### Work to do
Identify the lines that contain the string "MWACR" and copy all of them.
::::::
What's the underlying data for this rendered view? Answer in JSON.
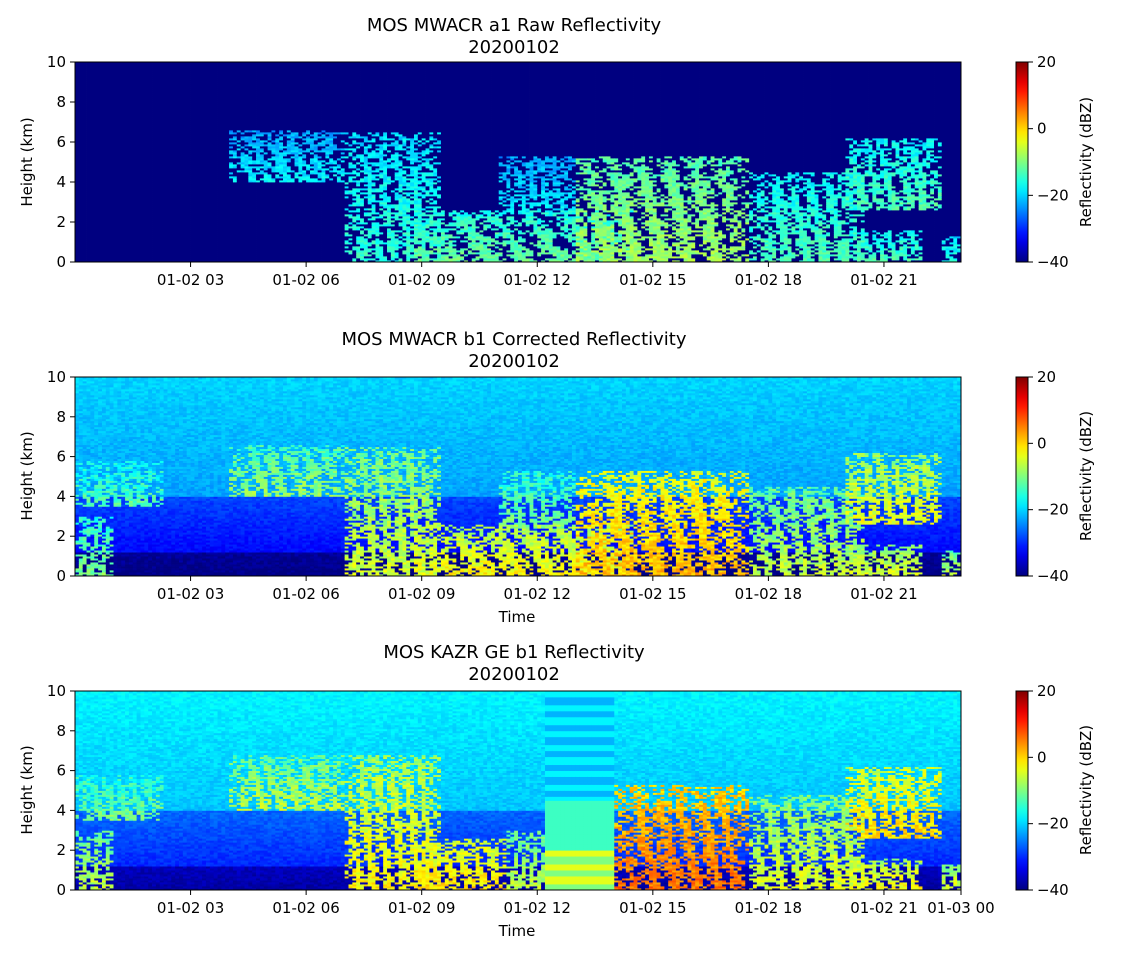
{
  "colors": {
    "colormap": "jet",
    "axis": "#000000",
    "background": "#ffffff"
  },
  "chart_data": [
    {
      "type": "heatmap",
      "title": "MOS MWACR a1 Raw Reflectivity",
      "subtitle": "20200102",
      "xlabel": "",
      "ylabel": "Height (km)",
      "colorbar_label": "Reflectivity (dBZ)",
      "xlim": [
        0,
        23
      ],
      "ylim": [
        0,
        10
      ],
      "clim": [
        -40,
        20
      ],
      "x_ticks": [
        {
          "x": 3,
          "label": "01-02 03"
        },
        {
          "x": 6,
          "label": "01-02 06"
        },
        {
          "x": 9,
          "label": "01-02 09"
        },
        {
          "x": 12,
          "label": "01-02 12"
        },
        {
          "x": 15,
          "label": "01-02 15"
        },
        {
          "x": 18,
          "label": "01-02 18"
        },
        {
          "x": 21,
          "label": "01-02 21"
        }
      ],
      "y_ticks": [
        "0",
        "2",
        "4",
        "6",
        "8",
        "10"
      ],
      "cbar_ticks": [
        "-40",
        "-20",
        "0",
        "20"
      ],
      "background_dbz": -40,
      "signal_scale": 0.45,
      "cloud_regions": [
        {
          "t0": 4.0,
          "t1": 7.0,
          "zbot": 4.0,
          "ztop": 6.6,
          "dbz": -14
        },
        {
          "t0": 7.0,
          "t1": 9.5,
          "zbot": 0.0,
          "ztop": 6.5,
          "dbz": -10
        },
        {
          "t0": 8.8,
          "t1": 14.5,
          "zbot": 0.0,
          "ztop": 2.6,
          "dbz": -6
        },
        {
          "t0": 11.0,
          "t1": 13.0,
          "zbot": 2.4,
          "ztop": 5.3,
          "dbz": -14
        },
        {
          "t0": 13.0,
          "t1": 17.5,
          "zbot": 0.0,
          "ztop": 5.3,
          "dbz": -2
        },
        {
          "t0": 17.5,
          "t1": 20.5,
          "zbot": 0.0,
          "ztop": 4.5,
          "dbz": -8
        },
        {
          "t0": 20.0,
          "t1": 22.0,
          "zbot": 0.0,
          "ztop": 1.6,
          "dbz": -8
        },
        {
          "t0": 20.0,
          "t1": 22.5,
          "zbot": 2.6,
          "ztop": 6.2,
          "dbz": -8
        },
        {
          "t0": 22.5,
          "t1": 23.0,
          "zbot": 0.0,
          "ztop": 1.3,
          "dbz": -10
        }
      ]
    },
    {
      "type": "heatmap",
      "title": "MOS MWACR b1 Corrected Reflectivity",
      "subtitle": "20200102",
      "xlabel": "Time",
      "ylabel": "Height (km)",
      "colorbar_label": "Reflectivity (dBZ)",
      "xlim": [
        0,
        23
      ],
      "ylim": [
        0,
        10
      ],
      "clim": [
        -40,
        20
      ],
      "x_ticks": [
        {
          "x": 3,
          "label": "01-02 03"
        },
        {
          "x": 6,
          "label": "01-02 06"
        },
        {
          "x": 9,
          "label": "01-02 09"
        },
        {
          "x": 12,
          "label": "01-02 12"
        },
        {
          "x": 15,
          "label": "01-02 15"
        },
        {
          "x": 18,
          "label": "01-02 18"
        },
        {
          "x": 21,
          "label": "01-02 21"
        }
      ],
      "y_ticks": [
        "0",
        "2",
        "4",
        "6",
        "8",
        "10"
      ],
      "cbar_ticks": [
        "-40",
        "-20",
        "0",
        "20"
      ],
      "background_dbz": -20,
      "signal_scale": 1.0,
      "cloud_regions": [
        {
          "t0": 0.0,
          "t1": 2.3,
          "zbot": 3.5,
          "ztop": 5.8,
          "dbz": -12
        },
        {
          "t0": 0.0,
          "t1": 1.0,
          "zbot": 0.0,
          "ztop": 3.0,
          "dbz": -10
        },
        {
          "t0": 4.0,
          "t1": 7.0,
          "zbot": 4.0,
          "ztop": 6.6,
          "dbz": -8
        },
        {
          "t0": 7.0,
          "t1": 9.5,
          "zbot": 0.0,
          "ztop": 6.5,
          "dbz": -5
        },
        {
          "t0": 8.8,
          "t1": 14.5,
          "zbot": 0.0,
          "ztop": 2.6,
          "dbz": -2
        },
        {
          "t0": 11.0,
          "t1": 13.0,
          "zbot": 2.4,
          "ztop": 5.3,
          "dbz": -10
        },
        {
          "t0": 13.0,
          "t1": 17.5,
          "zbot": 0.0,
          "ztop": 5.3,
          "dbz": 2
        },
        {
          "t0": 17.5,
          "t1": 20.5,
          "zbot": 0.0,
          "ztop": 4.5,
          "dbz": -6
        },
        {
          "t0": 20.0,
          "t1": 22.0,
          "zbot": 0.0,
          "ztop": 1.6,
          "dbz": -4
        },
        {
          "t0": 20.0,
          "t1": 22.5,
          "zbot": 2.6,
          "ztop": 6.2,
          "dbz": -3
        },
        {
          "t0": 22.5,
          "t1": 23.0,
          "zbot": 0.0,
          "ztop": 1.3,
          "dbz": -6
        }
      ]
    },
    {
      "type": "heatmap",
      "title": "MOS KAZR GE b1 Reflectivity",
      "subtitle": "20200102",
      "xlabel": "Time",
      "ylabel": "Height (km)",
      "colorbar_label": "Reflectivity (dBZ)",
      "xlim": [
        0,
        23
      ],
      "ylim": [
        0,
        10
      ],
      "clim": [
        -40,
        20
      ],
      "x_ticks": [
        {
          "x": 3,
          "label": "01-02 03"
        },
        {
          "x": 6,
          "label": "01-02 06"
        },
        {
          "x": 9,
          "label": "01-02 09"
        },
        {
          "x": 12,
          "label": "01-02 12"
        },
        {
          "x": 15,
          "label": "01-02 15"
        },
        {
          "x": 18,
          "label": "01-02 18"
        },
        {
          "x": 21,
          "label": "01-02 21"
        },
        {
          "x": 23,
          "label": "01-03 00"
        }
      ],
      "y_ticks": [
        "0",
        "2",
        "4",
        "6",
        "8",
        "10"
      ],
      "cbar_ticks": [
        "-40",
        "-20",
        "0",
        "20"
      ],
      "background_dbz": -18,
      "signal_scale": 1.15,
      "cloud_regions": [
        {
          "t0": 0.0,
          "t1": 2.3,
          "zbot": 3.5,
          "ztop": 5.8,
          "dbz": -10
        },
        {
          "t0": 0.0,
          "t1": 1.0,
          "zbot": 0.0,
          "ztop": 3.0,
          "dbz": -6
        },
        {
          "t0": 4.0,
          "t1": 7.0,
          "zbot": 4.0,
          "ztop": 6.8,
          "dbz": -6
        },
        {
          "t0": 7.0,
          "t1": 9.5,
          "zbot": 0.0,
          "ztop": 6.8,
          "dbz": -2
        },
        {
          "t0": 8.8,
          "t1": 11.2,
          "zbot": 0.0,
          "ztop": 2.6,
          "dbz": 0
        },
        {
          "t0": 11.2,
          "t1": 12.3,
          "zbot": 0.0,
          "ztop": 3.0,
          "dbz": -6
        },
        {
          "t0": 14.0,
          "t1": 17.5,
          "zbot": 0.0,
          "ztop": 5.3,
          "dbz": 6
        },
        {
          "t0": 17.5,
          "t1": 20.5,
          "zbot": 0.0,
          "ztop": 4.8,
          "dbz": -4
        },
        {
          "t0": 20.0,
          "t1": 22.0,
          "zbot": 0.0,
          "ztop": 1.6,
          "dbz": -2
        },
        {
          "t0": 20.0,
          "t1": 22.5,
          "zbot": 2.6,
          "ztop": 6.2,
          "dbz": 0
        },
        {
          "t0": 22.5,
          "t1": 23.0,
          "zbot": 0.0,
          "ztop": 1.3,
          "dbz": -4
        }
      ],
      "data_gap": {
        "t0": 12.25,
        "t1": 14.0,
        "zbot": 0.0,
        "ztop": 10.0
      }
    }
  ]
}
::::::
### Reply to the exercise
      "title": "MOS MWACR a1 Raw Reflectivity",
      "title": "MOS MWACR b1 Corrected Reflectivity",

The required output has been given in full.